Short exercise: Read the lines that follow and pick out every one containing the word "note".

>>>>>

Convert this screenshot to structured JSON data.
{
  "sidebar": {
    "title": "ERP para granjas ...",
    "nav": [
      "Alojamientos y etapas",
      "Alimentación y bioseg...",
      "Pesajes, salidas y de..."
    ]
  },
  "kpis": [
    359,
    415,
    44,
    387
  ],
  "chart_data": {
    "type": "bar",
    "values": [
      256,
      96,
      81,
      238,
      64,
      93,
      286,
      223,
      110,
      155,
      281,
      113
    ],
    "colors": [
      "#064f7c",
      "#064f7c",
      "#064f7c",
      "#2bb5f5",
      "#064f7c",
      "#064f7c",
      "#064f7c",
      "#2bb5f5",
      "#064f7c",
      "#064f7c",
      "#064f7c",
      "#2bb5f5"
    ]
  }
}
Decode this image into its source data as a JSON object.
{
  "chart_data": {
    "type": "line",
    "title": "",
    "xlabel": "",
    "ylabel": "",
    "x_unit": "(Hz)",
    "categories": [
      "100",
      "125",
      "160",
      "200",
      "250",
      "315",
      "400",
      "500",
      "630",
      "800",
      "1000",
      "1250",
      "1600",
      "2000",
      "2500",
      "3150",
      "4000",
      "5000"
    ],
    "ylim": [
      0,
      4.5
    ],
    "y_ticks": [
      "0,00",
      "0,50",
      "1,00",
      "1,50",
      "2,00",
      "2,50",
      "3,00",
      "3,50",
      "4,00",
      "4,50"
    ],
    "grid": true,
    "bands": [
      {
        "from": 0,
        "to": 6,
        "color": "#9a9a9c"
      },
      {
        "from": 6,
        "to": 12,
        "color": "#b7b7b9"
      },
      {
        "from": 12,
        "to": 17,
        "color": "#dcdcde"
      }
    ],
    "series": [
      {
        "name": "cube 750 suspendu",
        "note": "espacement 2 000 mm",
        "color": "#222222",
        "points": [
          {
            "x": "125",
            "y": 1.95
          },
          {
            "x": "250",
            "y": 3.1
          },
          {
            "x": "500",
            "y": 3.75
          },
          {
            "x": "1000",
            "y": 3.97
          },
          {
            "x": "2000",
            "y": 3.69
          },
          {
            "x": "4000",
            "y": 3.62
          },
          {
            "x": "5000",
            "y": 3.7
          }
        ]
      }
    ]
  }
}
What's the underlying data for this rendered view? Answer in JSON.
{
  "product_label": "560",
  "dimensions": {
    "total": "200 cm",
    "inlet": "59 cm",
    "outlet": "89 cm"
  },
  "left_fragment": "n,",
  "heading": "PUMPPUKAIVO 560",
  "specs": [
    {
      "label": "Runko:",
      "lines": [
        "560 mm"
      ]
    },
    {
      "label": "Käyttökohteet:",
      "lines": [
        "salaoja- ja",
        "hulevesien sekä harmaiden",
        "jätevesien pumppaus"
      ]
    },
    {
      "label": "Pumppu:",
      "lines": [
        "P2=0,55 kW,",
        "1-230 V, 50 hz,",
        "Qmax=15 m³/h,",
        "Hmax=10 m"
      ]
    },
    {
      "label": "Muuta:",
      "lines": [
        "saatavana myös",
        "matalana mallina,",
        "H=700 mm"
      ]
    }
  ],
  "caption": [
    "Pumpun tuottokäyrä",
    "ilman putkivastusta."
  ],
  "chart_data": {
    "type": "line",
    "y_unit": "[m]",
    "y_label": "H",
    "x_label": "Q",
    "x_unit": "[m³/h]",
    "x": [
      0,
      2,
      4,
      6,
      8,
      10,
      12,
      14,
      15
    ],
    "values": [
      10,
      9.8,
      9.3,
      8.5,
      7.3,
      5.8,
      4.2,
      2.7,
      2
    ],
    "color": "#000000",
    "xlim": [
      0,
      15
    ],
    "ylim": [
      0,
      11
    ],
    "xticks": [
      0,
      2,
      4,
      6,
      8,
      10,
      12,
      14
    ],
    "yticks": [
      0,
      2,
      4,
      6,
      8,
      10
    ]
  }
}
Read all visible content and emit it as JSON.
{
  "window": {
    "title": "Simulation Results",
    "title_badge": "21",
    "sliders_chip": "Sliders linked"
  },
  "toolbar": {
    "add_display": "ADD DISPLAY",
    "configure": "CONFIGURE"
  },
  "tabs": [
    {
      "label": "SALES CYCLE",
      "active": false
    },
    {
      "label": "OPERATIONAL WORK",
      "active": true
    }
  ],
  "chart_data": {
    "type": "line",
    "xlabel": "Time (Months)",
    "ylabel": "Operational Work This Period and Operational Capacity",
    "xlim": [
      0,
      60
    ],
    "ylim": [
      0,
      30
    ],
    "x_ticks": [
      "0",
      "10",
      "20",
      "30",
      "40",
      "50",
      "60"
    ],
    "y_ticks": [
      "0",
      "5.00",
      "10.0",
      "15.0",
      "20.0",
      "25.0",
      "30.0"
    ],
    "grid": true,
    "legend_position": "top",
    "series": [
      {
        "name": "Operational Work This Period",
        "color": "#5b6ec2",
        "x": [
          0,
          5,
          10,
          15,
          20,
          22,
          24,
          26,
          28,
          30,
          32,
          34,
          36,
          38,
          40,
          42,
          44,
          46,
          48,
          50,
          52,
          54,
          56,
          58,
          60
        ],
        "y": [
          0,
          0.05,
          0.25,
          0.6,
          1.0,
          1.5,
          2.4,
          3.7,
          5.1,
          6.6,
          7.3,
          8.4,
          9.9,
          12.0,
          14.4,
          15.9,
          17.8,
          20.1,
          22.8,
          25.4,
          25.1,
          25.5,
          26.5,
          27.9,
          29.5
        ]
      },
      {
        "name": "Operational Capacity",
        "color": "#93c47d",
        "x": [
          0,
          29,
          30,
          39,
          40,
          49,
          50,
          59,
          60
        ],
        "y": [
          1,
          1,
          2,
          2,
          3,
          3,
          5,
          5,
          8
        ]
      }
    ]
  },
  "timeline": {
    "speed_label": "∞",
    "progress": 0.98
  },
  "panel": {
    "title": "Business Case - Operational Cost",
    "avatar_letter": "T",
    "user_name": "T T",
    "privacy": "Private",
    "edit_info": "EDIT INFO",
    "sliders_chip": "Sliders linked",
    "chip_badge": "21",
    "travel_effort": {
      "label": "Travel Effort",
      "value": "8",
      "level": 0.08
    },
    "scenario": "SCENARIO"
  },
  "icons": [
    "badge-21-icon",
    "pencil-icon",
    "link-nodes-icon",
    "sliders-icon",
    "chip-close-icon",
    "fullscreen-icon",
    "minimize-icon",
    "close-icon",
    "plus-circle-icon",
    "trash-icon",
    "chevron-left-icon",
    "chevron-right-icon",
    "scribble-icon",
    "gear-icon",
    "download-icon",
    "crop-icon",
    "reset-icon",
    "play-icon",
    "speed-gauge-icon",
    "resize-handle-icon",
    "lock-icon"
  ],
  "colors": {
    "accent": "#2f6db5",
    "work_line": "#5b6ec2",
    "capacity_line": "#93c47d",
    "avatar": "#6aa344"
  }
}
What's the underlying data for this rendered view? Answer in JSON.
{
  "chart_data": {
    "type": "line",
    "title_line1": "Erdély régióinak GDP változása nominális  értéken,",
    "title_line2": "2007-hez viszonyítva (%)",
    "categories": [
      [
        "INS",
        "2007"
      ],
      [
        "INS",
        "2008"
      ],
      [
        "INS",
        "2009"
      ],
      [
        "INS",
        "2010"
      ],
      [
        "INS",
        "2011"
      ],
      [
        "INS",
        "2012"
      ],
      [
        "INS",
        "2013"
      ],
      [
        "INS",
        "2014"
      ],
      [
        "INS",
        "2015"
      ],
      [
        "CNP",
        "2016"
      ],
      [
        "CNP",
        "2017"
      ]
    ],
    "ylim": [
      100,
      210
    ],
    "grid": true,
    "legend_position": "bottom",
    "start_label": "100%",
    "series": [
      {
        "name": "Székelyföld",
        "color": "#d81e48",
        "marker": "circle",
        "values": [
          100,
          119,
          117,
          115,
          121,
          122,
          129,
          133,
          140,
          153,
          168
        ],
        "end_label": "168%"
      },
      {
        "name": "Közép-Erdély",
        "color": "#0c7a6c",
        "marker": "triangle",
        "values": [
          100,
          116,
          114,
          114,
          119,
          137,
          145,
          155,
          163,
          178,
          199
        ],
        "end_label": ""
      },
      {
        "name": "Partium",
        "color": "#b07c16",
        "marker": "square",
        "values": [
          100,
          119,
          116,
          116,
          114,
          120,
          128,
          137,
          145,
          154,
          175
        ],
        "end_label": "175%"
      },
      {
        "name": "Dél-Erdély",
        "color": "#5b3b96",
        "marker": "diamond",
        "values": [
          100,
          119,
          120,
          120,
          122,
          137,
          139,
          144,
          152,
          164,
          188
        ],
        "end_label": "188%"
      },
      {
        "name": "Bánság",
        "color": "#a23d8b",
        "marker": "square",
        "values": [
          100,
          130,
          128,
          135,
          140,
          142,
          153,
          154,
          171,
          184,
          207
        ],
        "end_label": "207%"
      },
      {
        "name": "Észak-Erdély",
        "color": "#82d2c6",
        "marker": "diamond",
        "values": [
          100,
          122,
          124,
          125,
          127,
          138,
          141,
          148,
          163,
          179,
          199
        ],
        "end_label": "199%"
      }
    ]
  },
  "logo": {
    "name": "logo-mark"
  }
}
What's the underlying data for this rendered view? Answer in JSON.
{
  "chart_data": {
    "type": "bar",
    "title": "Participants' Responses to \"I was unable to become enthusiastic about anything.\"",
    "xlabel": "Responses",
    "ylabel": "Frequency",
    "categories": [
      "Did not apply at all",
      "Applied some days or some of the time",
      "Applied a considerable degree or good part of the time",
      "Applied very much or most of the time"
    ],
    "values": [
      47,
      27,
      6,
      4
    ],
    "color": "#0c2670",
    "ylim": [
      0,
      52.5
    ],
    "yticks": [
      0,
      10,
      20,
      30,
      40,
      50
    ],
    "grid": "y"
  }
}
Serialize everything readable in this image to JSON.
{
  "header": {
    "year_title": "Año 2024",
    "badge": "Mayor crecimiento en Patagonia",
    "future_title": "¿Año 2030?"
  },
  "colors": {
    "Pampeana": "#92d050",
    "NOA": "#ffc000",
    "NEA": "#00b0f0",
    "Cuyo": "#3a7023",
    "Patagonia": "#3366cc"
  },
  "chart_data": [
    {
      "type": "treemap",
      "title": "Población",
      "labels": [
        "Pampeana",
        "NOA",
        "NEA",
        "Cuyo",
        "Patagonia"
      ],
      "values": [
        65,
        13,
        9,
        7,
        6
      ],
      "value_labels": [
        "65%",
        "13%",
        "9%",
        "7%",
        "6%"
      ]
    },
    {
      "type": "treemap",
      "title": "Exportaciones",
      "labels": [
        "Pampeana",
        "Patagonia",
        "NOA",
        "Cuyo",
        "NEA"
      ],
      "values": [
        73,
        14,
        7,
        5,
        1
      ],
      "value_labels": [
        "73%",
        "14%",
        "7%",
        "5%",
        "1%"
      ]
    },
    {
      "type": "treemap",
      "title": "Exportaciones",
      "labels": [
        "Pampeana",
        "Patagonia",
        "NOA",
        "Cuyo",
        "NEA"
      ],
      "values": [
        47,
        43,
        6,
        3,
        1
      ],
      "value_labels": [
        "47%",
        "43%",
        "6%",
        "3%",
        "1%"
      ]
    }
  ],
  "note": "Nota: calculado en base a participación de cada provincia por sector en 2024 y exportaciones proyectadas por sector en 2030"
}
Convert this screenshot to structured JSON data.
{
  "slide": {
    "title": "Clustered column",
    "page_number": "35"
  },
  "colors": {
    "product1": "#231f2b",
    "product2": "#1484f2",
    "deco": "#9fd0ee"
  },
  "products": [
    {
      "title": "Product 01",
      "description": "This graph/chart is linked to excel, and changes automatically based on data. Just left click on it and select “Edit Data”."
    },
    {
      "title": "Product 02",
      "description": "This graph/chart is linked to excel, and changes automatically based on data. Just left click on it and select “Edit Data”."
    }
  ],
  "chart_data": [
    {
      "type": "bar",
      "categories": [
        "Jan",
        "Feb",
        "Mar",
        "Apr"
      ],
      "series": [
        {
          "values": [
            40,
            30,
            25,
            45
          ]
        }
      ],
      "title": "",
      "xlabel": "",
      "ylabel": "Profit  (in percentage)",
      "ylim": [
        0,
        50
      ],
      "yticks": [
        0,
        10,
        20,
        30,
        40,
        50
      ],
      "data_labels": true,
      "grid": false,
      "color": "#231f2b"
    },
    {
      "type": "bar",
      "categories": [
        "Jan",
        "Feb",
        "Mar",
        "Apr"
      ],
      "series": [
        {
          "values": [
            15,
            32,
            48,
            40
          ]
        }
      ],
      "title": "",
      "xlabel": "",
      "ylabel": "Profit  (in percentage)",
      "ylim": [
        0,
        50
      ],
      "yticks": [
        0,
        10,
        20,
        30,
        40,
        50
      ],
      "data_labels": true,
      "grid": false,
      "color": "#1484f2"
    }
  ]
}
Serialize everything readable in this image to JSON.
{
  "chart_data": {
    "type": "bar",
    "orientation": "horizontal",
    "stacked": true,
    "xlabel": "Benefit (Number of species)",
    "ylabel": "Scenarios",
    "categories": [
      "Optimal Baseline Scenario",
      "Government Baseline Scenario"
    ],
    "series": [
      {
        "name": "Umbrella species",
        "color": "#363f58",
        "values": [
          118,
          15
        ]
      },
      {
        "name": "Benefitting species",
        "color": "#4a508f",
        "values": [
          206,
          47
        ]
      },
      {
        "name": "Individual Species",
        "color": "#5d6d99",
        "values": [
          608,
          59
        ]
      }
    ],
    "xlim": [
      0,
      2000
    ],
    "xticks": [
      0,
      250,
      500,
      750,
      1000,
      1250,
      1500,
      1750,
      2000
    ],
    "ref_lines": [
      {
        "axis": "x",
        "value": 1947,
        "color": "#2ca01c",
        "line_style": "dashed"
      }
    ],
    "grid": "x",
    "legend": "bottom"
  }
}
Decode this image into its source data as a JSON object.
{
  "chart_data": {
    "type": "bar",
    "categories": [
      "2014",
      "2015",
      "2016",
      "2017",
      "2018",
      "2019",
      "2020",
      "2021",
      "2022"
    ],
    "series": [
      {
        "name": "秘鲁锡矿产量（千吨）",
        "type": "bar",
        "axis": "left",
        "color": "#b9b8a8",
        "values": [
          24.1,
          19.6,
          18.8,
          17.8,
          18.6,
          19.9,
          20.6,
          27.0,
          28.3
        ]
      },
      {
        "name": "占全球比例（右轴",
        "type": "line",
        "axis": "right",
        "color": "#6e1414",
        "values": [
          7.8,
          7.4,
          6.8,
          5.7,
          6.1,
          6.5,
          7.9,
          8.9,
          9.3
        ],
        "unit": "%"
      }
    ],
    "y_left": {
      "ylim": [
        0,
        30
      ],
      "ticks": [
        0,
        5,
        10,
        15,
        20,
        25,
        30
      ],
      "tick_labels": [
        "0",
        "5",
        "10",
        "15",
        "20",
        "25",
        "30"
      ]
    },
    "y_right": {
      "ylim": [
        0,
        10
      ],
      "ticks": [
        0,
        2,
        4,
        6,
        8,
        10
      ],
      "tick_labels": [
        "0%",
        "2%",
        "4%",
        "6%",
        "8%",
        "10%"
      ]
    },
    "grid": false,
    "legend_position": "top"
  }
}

<<<<<

Solution to the exercise:
        "note": "espacement 2 000 mm",
  "note": "Nota: calculado en base a participación de cada provincia por sector en 2024 y exportaciones proyectadas por sector en 2030"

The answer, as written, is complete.